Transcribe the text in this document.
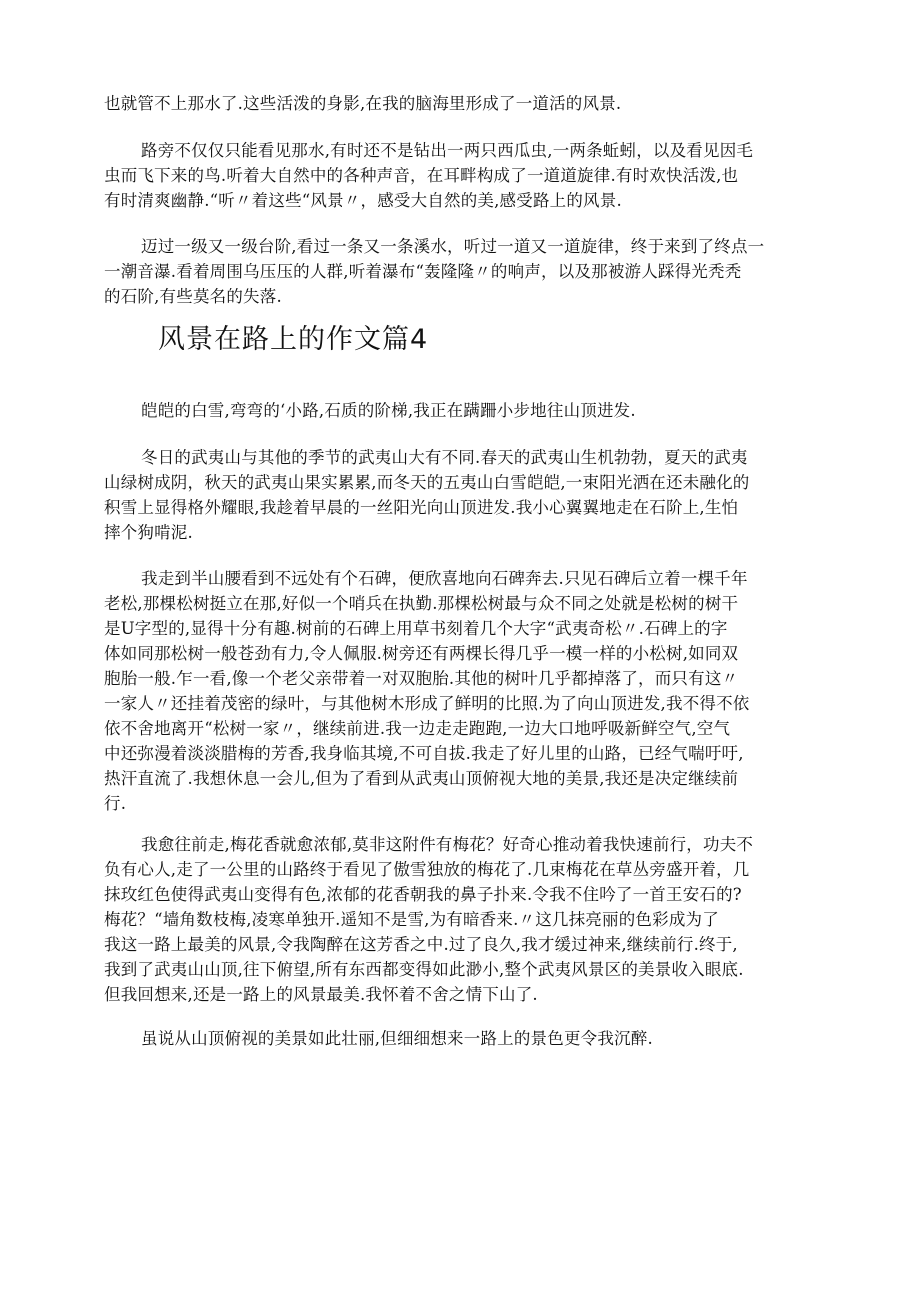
也就管不上那水了.这些活泼的身影,在我的脑海里形成了一道活的风景.

路旁不仅仅只能看见那水,有时还不是钻出一两只西瓜虫,一两条蚯蚓，以及看见因毛
虫而飞下来的鸟.听着大自然中的各种声音，在耳畔构成了一道道旋律.有时欢快活泼,也
有时清爽幽静.“听〃着这些“风景〃，感受大自然的美,感受路上的风景.

迈过一级又一级台阶,看过一条又一条溪水，听过一道又一道旋律，终于来到了终点一
一潮音瀑.看着周围乌压压的人群,听着瀑布“轰隆隆〃的响声，以及那被游人踩得光秃秃
的石阶,有些莫名的失落.

风景在路上的作文篇4

皑皑的白雪,弯弯的‘小路,石质的阶梯,我正在蹒跚小步地往山顶进发.

冬日的武夷山与其他的季节的武夷山大有不同.春天的武夷山生机勃勃，夏天的武夷
山绿树成阴，秋天的武夷山果实累累,而冬天的五夷山白雪皑皑,一束阳光洒在还未融化的
积雪上显得格外耀眼,我趁着早晨的一丝阳光向山顶进发.我小心翼翼地走在石阶上,生怕
摔个狗啃泥.

我走到半山腰看到不远处有个石碑，便欣喜地向石碑奔去.只见石碑后立着一棵千年
老松,那棵松树挺立在那,好似一个哨兵在执勤.那棵松树最与众不同之处就是松树的树干
是U字型的,显得十分有趣.树前的石碑上用草书刻着几个大字“武夷奇松〃.石碑上的字
体如同那松树一般苍劲有力,令人佩服.树旁还有两棵长得几乎一模一样的小松树,如同双
胞胎一般.乍一看,像一个老父亲带着一对双胞胎.其他的树叶几乎都掉落了，而只有这〃
一家人〃还挂着茂密的绿叶，与其他树木形成了鲜明的比照.为了向山顶进发,我不得不依
依不舍地离开“松树一家〃，继续前进.我一边走走跑跑,一边大口地呼吸新鲜空气,空气
中还弥漫着淡淡腊梅的芳香,我身临其境,不可自拔.我走了好儿里的山路，已经气喘吁吁,
热汗直流了.我想休息一会儿,但为了看到从武夷山顶俯视大地的美景,我还是决定继续前
行.

我愈往前走,梅花香就愈浓郁,莫非这附件有梅花？好奇心推动着我快速前行，功夫不
负有心人,走了一公里的山路终于看见了傲雪独放的梅花了.几束梅花在草丛旁盛开着，几
抹玫红色使得武夷山变得有色,浓郁的花香朝我的鼻子扑来.令我不住吟了一首王安石的?
梅花？“墙角数枝梅,凌寒单独开.遥知不是雪,为有暗香来.〃这几抹亮丽的色彩成为了
我这一路上最美的风景,令我陶醉在这芳香之中.过了良久,我才缓过神来,继续前行.终于,
我到了武夷山山顶,往下俯望,所有东西都变得如此渺小,整个武夷风景区的美景收入眼底.
但我回想来,还是一路上的风景最美.我怀着不舍之情下山了.

虽说从山顶俯视的美景如此壮丽,但细细想来一路上的景色更令我沉醉.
☆ ☆ ☆ ☆ ☆ ☆ ☆
• Aim of the task: Set the entries down again exactly. Do not include the images.

• Result below:
Transcribe the text in this document.
也就管不上那水了.这些活泼的身影,在我的脑海里形成了一道活的风景.

路旁不仅仅只能看见那水,有时还不是钻出一两只西瓜虫,一两条蚯蚓，以及看见因毛
虫而飞下来的鸟.听着大自然中的各种声音，在耳畔构成了一道道旋律.有时欢快活泼,也
有时清爽幽静.“听〃着这些“风景〃，感受大自然的美,感受路上的风景.

迈过一级又一级台阶,看过一条又一条溪水，听过一道又一道旋律，终于来到了终点一
一潮音瀑.看着周围乌压压的人群,听着瀑布“轰隆隆〃的响声，以及那被游人踩得光秃秃
的石阶,有些莫名的失落.

风景在路上的作文篇4

皑皑的白雪,弯弯的‘小路,石质的阶梯,我正在蹒跚小步地往山顶进发.

冬日的武夷山与其他的季节的武夷山大有不同.春天的武夷山生机勃勃，夏天的武夷
山绿树成阴，秋天的武夷山果实累累,而冬天的五夷山白雪皑皑,一束阳光洒在还未融化的
积雪上显得格外耀眼,我趁着早晨的一丝阳光向山顶进发.我小心翼翼地走在石阶上,生怕
摔个狗啃泥.

我走到半山腰看到不远处有个石碑，便欣喜地向石碑奔去.只见石碑后立着一棵千年
老松,那棵松树挺立在那,好似一个哨兵在执勤.那棵松树最与众不同之处就是松树的树干
是U字型的,显得十分有趣.树前的石碑上用草书刻着几个大字“武夷奇松〃.石碑上的字
体如同那松树一般苍劲有力,令人佩服.树旁还有两棵长得几乎一模一样的小松树,如同双
胞胎一般.乍一看,像一个老父亲带着一对双胞胎.其他的树叶几乎都掉落了，而只有这〃
一家人〃还挂着茂密的绿叶，与其他树木形成了鲜明的比照.为了向山顶进发,我不得不依
依不舍地离开“松树一家〃，继续前进.我一边走走跑跑,一边大口地呼吸新鲜空气,空气
中还弥漫着淡淡腊梅的芳香,我身临其境,不可自拔.我走了好儿里的山路，已经气喘吁吁,
热汗直流了.我想休息一会儿,但为了看到从武夷山顶俯视大地的美景,我还是决定继续前
行.

我愈往前走,梅花香就愈浓郁,莫非这附件有梅花？好奇心推动着我快速前行，功夫不
负有心人,走了一公里的山路终于看见了傲雪独放的梅花了.几束梅花在草丛旁盛开着，几
抹玫红色使得武夷山变得有色,浓郁的花香朝我的鼻子扑来.令我不住吟了一首王安石的?
梅花？“墙角数枝梅,凌寒单独开.遥知不是雪,为有暗香来.〃这几抹亮丽的色彩成为了
我这一路上最美的风景,令我陶醉在这芳香之中.过了良久,我才缓过神来,继续前行.终于,
我到了武夷山山顶,往下俯望,所有东西都变得如此渺小,整个武夷风景区的美景收入眼底.
但我回想来,还是一路上的风景最美.我怀着不舍之情下山了.

虽说从山顶俯视的美景如此壮丽,但细细想来一路上的景色更令我沉醉.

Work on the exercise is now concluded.